Data excerpts:
========================================

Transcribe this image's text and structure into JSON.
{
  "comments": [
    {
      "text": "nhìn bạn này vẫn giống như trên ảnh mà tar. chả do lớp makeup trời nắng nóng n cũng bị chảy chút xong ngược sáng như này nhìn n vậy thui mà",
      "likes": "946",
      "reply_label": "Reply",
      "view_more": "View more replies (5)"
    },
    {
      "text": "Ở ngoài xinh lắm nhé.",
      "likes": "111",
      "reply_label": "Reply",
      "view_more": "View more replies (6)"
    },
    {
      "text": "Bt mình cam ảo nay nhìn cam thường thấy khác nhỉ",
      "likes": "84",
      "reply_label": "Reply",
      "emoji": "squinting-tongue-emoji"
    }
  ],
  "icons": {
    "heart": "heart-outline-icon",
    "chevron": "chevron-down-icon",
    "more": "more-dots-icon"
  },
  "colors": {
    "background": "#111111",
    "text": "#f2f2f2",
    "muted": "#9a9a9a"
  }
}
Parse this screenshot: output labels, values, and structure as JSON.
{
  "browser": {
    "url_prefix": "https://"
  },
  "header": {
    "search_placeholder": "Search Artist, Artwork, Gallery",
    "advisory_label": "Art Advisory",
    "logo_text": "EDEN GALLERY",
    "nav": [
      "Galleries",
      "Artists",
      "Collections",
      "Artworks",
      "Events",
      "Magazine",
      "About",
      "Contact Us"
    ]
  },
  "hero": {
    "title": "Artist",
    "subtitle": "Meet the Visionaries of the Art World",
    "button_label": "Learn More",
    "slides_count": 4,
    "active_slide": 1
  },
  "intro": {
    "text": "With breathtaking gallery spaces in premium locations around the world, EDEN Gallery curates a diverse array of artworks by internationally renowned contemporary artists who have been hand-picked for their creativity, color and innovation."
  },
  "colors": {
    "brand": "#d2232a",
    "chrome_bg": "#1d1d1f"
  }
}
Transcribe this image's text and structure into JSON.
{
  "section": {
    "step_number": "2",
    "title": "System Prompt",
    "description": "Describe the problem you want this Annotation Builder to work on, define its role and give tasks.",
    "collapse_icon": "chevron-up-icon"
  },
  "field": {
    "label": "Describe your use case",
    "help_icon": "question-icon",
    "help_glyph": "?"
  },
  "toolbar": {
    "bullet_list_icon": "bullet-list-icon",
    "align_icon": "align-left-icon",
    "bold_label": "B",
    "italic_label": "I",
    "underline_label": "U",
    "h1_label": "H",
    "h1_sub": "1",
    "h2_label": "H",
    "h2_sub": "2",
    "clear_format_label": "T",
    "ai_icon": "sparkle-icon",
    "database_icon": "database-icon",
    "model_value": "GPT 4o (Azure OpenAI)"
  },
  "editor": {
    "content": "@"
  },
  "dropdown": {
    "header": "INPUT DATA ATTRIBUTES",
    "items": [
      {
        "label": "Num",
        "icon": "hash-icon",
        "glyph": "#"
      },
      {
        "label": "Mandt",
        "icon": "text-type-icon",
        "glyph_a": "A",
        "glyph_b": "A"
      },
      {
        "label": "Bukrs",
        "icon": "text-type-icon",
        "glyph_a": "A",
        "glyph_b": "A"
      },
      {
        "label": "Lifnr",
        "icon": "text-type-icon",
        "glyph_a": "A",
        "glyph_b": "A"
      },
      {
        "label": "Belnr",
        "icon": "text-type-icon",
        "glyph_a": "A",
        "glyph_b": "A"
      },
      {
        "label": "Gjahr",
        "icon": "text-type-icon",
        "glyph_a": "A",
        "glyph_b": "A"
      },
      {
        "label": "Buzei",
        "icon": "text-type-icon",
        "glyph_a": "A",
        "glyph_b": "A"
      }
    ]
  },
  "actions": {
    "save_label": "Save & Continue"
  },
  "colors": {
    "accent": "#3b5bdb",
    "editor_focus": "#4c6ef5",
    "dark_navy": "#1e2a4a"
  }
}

========================================

** Directions for this task **
Take the records above and return them exactly as written.

** Right answer **
Transcribe this image's text and structure into JSON.
{
  "comments": [
    {
      "text": "nhìn bạn này vẫn giống như trên ảnh mà tar. chả do lớp makeup trời nắng nóng n cũng bị chảy chút xong ngược sáng như này nhìn n vậy thui mà",
      "likes": "946",
      "reply_label": "Reply",
      "view_more": "View more replies (5)"
    },
    {
      "text": "Ở ngoài xinh lắm nhé.",
      "likes": "111",
      "reply_label": "Reply",
      "view_more": "View more replies (6)"
    },
    {
      "text": "Bt mình cam ảo nay nhìn cam thường thấy khác nhỉ",
      "likes": "84",
      "reply_label": "Reply",
      "emoji": "squinting-tongue-emoji"
    }
  ],
  "icons": {
    "heart": "heart-outline-icon",
    "chevron": "chevron-down-icon",
    "more": "more-dots-icon"
  },
  "colors": {
    "background": "#111111",
    "text": "#f2f2f2",
    "muted": "#9a9a9a"
  }
}
Parse this screenshot: output labels, values, and structure as JSON.
{
  "browser": {
    "url_prefix": "https://"
  },
  "header": {
    "search_placeholder": "Search Artist, Artwork, Gallery",
    "advisory_label": "Art Advisory",
    "logo_text": "EDEN GALLERY",
    "nav": [
      "Galleries",
      "Artists",
      "Collections",
      "Artworks",
      "Events",
      "Magazine",
      "About",
      "Contact Us"
    ]
  },
  "hero": {
    "title": "Artist",
    "subtitle": "Meet the Visionaries of the Art World",
    "button_label": "Learn More",
    "slides_count": 4,
    "active_slide": 1
  },
  "intro": {
    "text": "With breathtaking gallery spaces in premium locations around the world, EDEN Gallery curates a diverse array of artworks by internationally renowned contemporary artists who have been hand-picked for their creativity, color and innovation."
  },
  "colors": {
    "brand": "#d2232a",
    "chrome_bg": "#1d1d1f"
  }
}
Transcribe this image's text and structure into JSON.
{
  "section": {
    "step_number": "2",
    "title": "System Prompt",
    "description": "Describe the problem you want this Annotation Builder to work on, define its role and give tasks.",
    "collapse_icon": "chevron-up-icon"
  },
  "field": {
    "label": "Describe your use case",
    "help_icon": "question-icon",
    "help_glyph": "?"
  },
  "toolbar": {
    "bullet_list_icon": "bullet-list-icon",
    "align_icon": "align-left-icon",
    "bold_label": "B",
    "italic_label": "I",
    "underline_label": "U",
    "h1_label": "H",
    "h1_sub": "1",
    "h2_label": "H",
    "h2_sub": "2",
    "clear_format_label": "T",
    "ai_icon": "sparkle-icon",
    "database_icon": "database-icon",
    "model_value": "GPT 4o (Azure OpenAI)"
  },
  "editor": {
    "content": "@"
  },
  "dropdown": {
    "header": "INPUT DATA ATTRIBUTES",
    "items": [
      {
        "label": "Num",
        "icon": "hash-icon",
        "glyph": "#"
      },
      {
        "label": "Mandt",
        "icon": "text-type-icon",
        "glyph_a": "A",
        "glyph_b": "A"
      },
      {
        "label": "Bukrs",
        "icon": "text-type-icon",
        "glyph_a": "A",
        "glyph_b": "A"
      },
      {
        "label": "Lifnr",
        "icon": "text-type-icon",
        "glyph_a": "A",
        "glyph_b": "A"
      },
      {
        "label": "Belnr",
        "icon": "text-type-icon",
        "glyph_a": "A",
        "glyph_b": "A"
      },
      {
        "label": "Gjahr",
        "icon": "text-type-icon",
        "glyph_a": "A",
        "glyph_b": "A"
      },
      {
        "label": "Buzei",
        "icon": "text-type-icon",
        "glyph_a": "A",
        "glyph_b": "A"
      }
    ]
  },
  "actions": {
    "save_label": "Save & Continue"
  },
  "colors": {
    "accent": "#3b5bdb",
    "editor_focus": "#4c6ef5",
    "dark_navy": "#1e2a4a"
  }
}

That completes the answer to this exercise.